Given request:
Skip every image and restate the data word for word.

++++ Provided data ++++

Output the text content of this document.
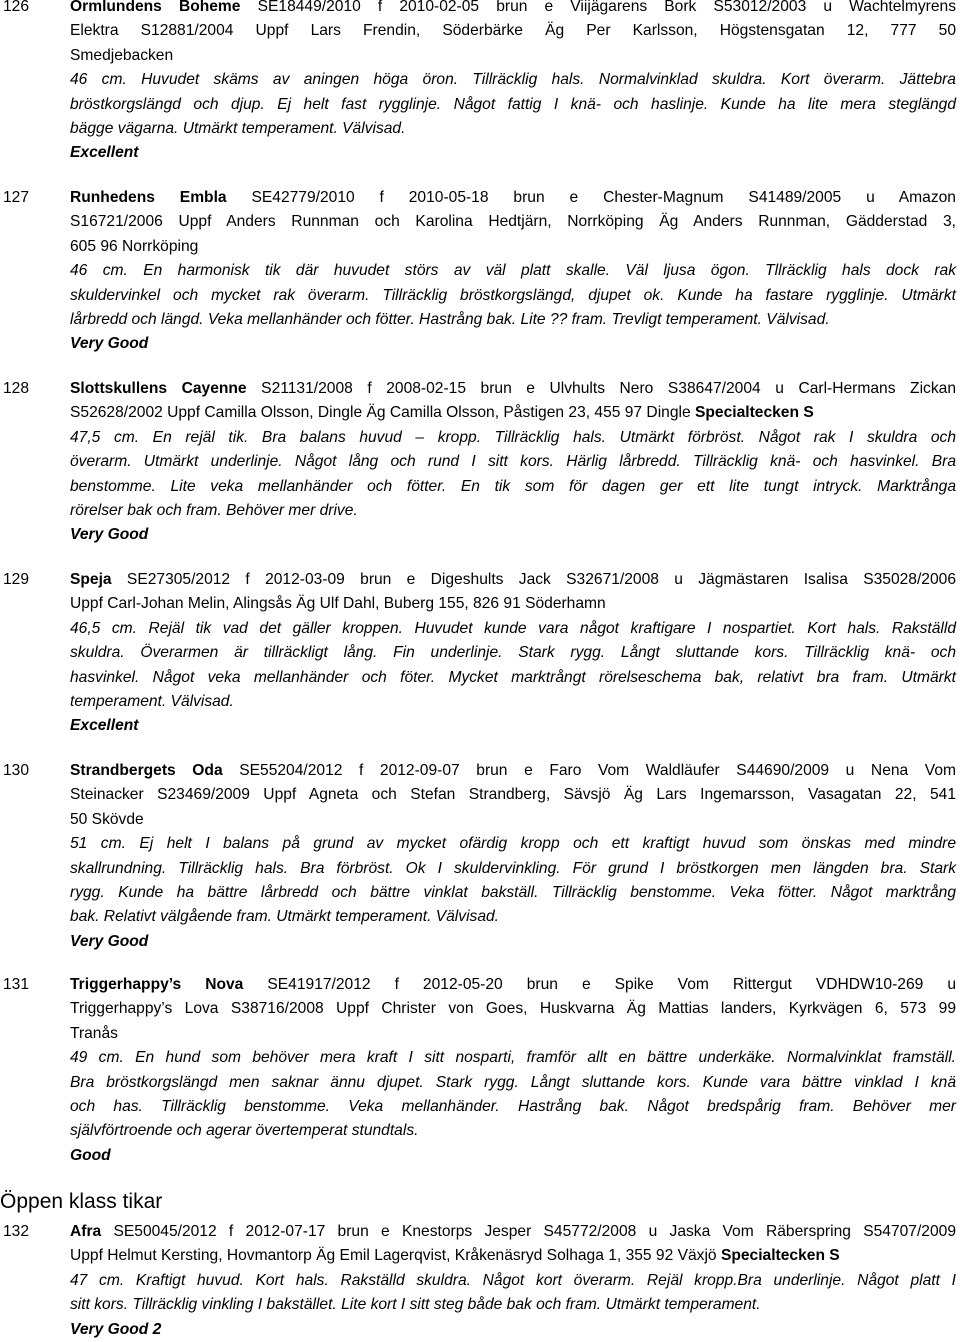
126	Ormlundens Boheme SE18449/2010 f 2010-02-05 brun e Viijägarens Bork S53012/2003 u Wachtelmyrens
Elektra S12881/2004 Uppf Lars Frendin, Söderbärke Äg Per Karlsson, Högstensgatan 12, 777 50
Smedjebacken
46 cm. Huvudet skäms av aningen höga öron. Tillräcklig hals. Normalvinklad skuldra. Kort överarm. Jättebra
bröstkorgslängd och djup. Ej helt fast rygglinje. Något fattig I knä- och haslinje. Kunde ha lite mera steglängd
bägge vägarna. Utmärkt temperament. Välvisad.
Excellent
127	Runhedens Embla SE42779/2010 f 2010-05-18 brun e Chester-Magnum S41489/2005 u Amazon
S16721/2006 Uppf Anders Runnman och Karolina Hedtjärn, Norrköping Äg Anders Runnman, Gädderstad 3,
605 96 Norrköping
46 cm. En harmonisk tik där huvudet störs av väl platt skalle. Väl ljusa ögon. Tllräcklig hals dock rak
skuldervinkel och mycket rak överarm. Tillräcklig bröstkorgslängd, djupet ok. Kunde ha fastare rygglinje. Utmärkt
lårbredd och längd. Veka mellanhänder och fötter. Hastrång bak. Lite ?? fram. Trevligt temperament. Välvisad.
Very Good
128	Slottskullens Cayenne S21131/2008 f 2008-02-15 brun e Ulvhults Nero S38647/2004 u Carl-Hermans Zickan
S52628/2002 Uppf Camilla Olsson, Dingle Äg Camilla Olsson, Påstigen 23, 455 97 Dingle Specialtecken S
47,5 cm. En rejäl tik. Bra balans huvud – kropp. Tillräcklig hals. Utmärkt förbröst. Något rak I skuldra och
överarm. Utmärkt underlinje. Något lång och rund I sitt kors. Härlig lårbredd. Tillräcklig knä- och hasvinkel. Bra
benstomme. Lite veka mellanhänder och fötter. En tik som för dagen ger ett lite tungt intryck. Marktrånga
rörelser bak och fram. Behöver mer drive.
Very Good
129	Speja SE27305/2012 f 2012-03-09 brun e Digeshults Jack S32671/2008 u Jägmästaren Isalisa S35028/2006
Uppf Carl-Johan Melin, Alingsås Äg Ulf Dahl, Buberg 155, 826 91 Söderhamn
46,5 cm. Rejäl tik vad det gäller kroppen. Huvudet kunde vara något kraftigare I nospartiet. Kort hals. Rakställd
skuldra. Överarmen är tillräckligt lång. Fin underlinje. Stark rygg. Långt sluttande kors. Tillräcklig knä- och
hasvinkel. Något veka mellanhänder och föter. Mycket marktrångt rörelseschema bak, relativt bra fram. Utmärkt
temperament. Välvisad.
Excellent
130	Strandbergets Oda SE55204/2012 f 2012-09-07 brun e Faro Vom Waldläufer S44690/2009 u Nena Vom
Steinacker S23469/2009 Uppf Agneta och Stefan Strandberg, Sävsjö Äg Lars Ingemarsson, Vasagatan 22, 541
50 Skövde
51 cm. Ej helt I balans på grund av mycket ofärdig kropp och ett kraftigt huvud som önskas med mindre
skallrundning. Tillräcklig hals. Bra förbröst. Ok I skuldervinkling. För grund I bröstkorgen men längden bra. Stark
rygg. Kunde ha bättre lårbredd och bättre vinklat bakställ. Tillräcklig benstomme. Veka fötter. Något marktrång
bak. Relativt välgående fram. Utmärkt temperament. Välvisad.
Very Good
131	Triggerhappy’s Nova SE41917/2012 f 2012-05-20 brun e Spike Vom Rittergut VDHDW10-269 u
Triggerhappy’s Lova S38716/2008 Uppf Christer von Goes, Huskvarna Äg Mattias landers, Kyrkvägen 6, 573 99
Tranås
49 cm. En hund som behöver mera kraft I sitt nosparti, framför allt en bättre underkäke. Normalvinklat framställ.
Bra bröstkorgslängd men saknar ännu djupet. Stark rygg. Långt sluttande kors. Kunde vara bättre vinklad I knä
och has. Tillräcklig benstomme. Veka mellanhänder. Hastrång bak. Något bredspårig fram. Behöver mer
självförtroende och agerar övertemperat stundtals.
Good
Öppen klass tikar
132	Afra SE50045/2012 f 2012-07-17 brun e Knestorps Jesper S45772/2008 u Jaska Vom Räberspring S54707/2009
Uppf Helmut Kersting, Hovmantorp Äg Emil Lagerqvist, Kråkenäsryd Solhaga 1, 355 92 Växjö Specialtecken S
47 cm. Kraftigt huvud. Kort hals. Rakställd skuldra. Något kort överarm. Rejäl kropp.Bra underlinje. Något platt I
sitt kors. Tillräcklig vinkling I bakstället. Lite kort I sitt steg både bak och fram. Utmärkt temperament.
Very Good 2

++++

Finished answer:
Output the text content of this document.
126	Ormlundens Boheme SE18449/2010 f 2010-02-05 brun e Viijägarens Bork S53012/2003 u Wachtelmyrens
Elektra S12881/2004 Uppf Lars Frendin, Söderbärke Äg Per Karlsson, Högstensgatan 12, 777 50
Smedjebacken
46 cm. Huvudet skäms av aningen höga öron. Tillräcklig hals. Normalvinklad skuldra. Kort överarm. Jättebra
bröstkorgslängd och djup. Ej helt fast rygglinje. Något fattig I knä- och haslinje. Kunde ha lite mera steglängd
bägge vägarna. Utmärkt temperament. Välvisad.
Excellent
127	Runhedens Embla SE42779/2010 f 2010-05-18 brun e Chester-Magnum S41489/2005 u Amazon
S16721/2006 Uppf Anders Runnman och Karolina Hedtjärn, Norrköping Äg Anders Runnman, Gädderstad 3,
605 96 Norrköping
46 cm. En harmonisk tik där huvudet störs av väl platt skalle. Väl ljusa ögon. Tllräcklig hals dock rak
skuldervinkel och mycket rak överarm. Tillräcklig bröstkorgslängd, djupet ok. Kunde ha fastare rygglinje. Utmärkt
lårbredd och längd. Veka mellanhänder och fötter. Hastrång bak. Lite ?? fram. Trevligt temperament. Välvisad.
Very Good
128	Slottskullens Cayenne S21131/2008 f 2008-02-15 brun e Ulvhults Nero S38647/2004 u Carl-Hermans Zickan
S52628/2002 Uppf Camilla Olsson, Dingle Äg Camilla Olsson, Påstigen 23, 455 97 Dingle Specialtecken S
47,5 cm. En rejäl tik. Bra balans huvud – kropp. Tillräcklig hals. Utmärkt förbröst. Något rak I skuldra och
överarm. Utmärkt underlinje. Något lång och rund I sitt kors. Härlig lårbredd. Tillräcklig knä- och hasvinkel. Bra
benstomme. Lite veka mellanhänder och fötter. En tik som för dagen ger ett lite tungt intryck. Marktrånga
rörelser bak och fram. Behöver mer drive.
Very Good
129	Speja SE27305/2012 f 2012-03-09 brun e Digeshults Jack S32671/2008 u Jägmästaren Isalisa S35028/2006
Uppf Carl-Johan Melin, Alingsås Äg Ulf Dahl, Buberg 155, 826 91 Söderhamn
46,5 cm. Rejäl tik vad det gäller kroppen. Huvudet kunde vara något kraftigare I nospartiet. Kort hals. Rakställd
skuldra. Överarmen är tillräckligt lång. Fin underlinje. Stark rygg. Långt sluttande kors. Tillräcklig knä- och
hasvinkel. Något veka mellanhänder och föter. Mycket marktrångt rörelseschema bak, relativt bra fram. Utmärkt
temperament. Välvisad.
Excellent
130	Strandbergets Oda SE55204/2012 f 2012-09-07 brun e Faro Vom Waldläufer S44690/2009 u Nena Vom
Steinacker S23469/2009 Uppf Agneta och Stefan Strandberg, Sävsjö Äg Lars Ingemarsson, Vasagatan 22, 541
50 Skövde
51 cm. Ej helt I balans på grund av mycket ofärdig kropp och ett kraftigt huvud som önskas med mindre
skallrundning. Tillräcklig hals. Bra förbröst. Ok I skuldervinkling. För grund I bröstkorgen men längden bra. Stark
rygg. Kunde ha bättre lårbredd och bättre vinklat bakställ. Tillräcklig benstomme. Veka fötter. Något marktrång
bak. Relativt välgående fram. Utmärkt temperament. Välvisad.
Very Good
131	Triggerhappy’s Nova SE41917/2012 f 2012-05-20 brun e Spike Vom Rittergut VDHDW10-269 u
Triggerhappy’s Lova S38716/2008 Uppf Christer von Goes, Huskvarna Äg Mattias landers, Kyrkvägen 6, 573 99
Tranås
49 cm. En hund som behöver mera kraft I sitt nosparti, framför allt en bättre underkäke. Normalvinklat framställ.
Bra bröstkorgslängd men saknar ännu djupet. Stark rygg. Långt sluttande kors. Kunde vara bättre vinklad I knä
och has. Tillräcklig benstomme. Veka mellanhänder. Hastrång bak. Något bredspårig fram. Behöver mer
självförtroende och agerar övertemperat stundtals.
Good
Öppen klass tikar
132	Afra SE50045/2012 f 2012-07-17 brun e Knestorps Jesper S45772/2008 u Jaska Vom Räberspring S54707/2009
Uppf Helmut Kersting, Hovmantorp Äg Emil Lagerqvist, Kråkenäsryd Solhaga 1, 355 92 Växjö Specialtecken S
47 cm. Kraftigt huvud. Kort hals. Rakställd skuldra. Något kort överarm. Rejäl kropp.Bra underlinje. Något platt I
sitt kors. Tillräcklig vinkling I bakstället. Lite kort I sitt steg både bak och fram. Utmärkt temperament.
Very Good 2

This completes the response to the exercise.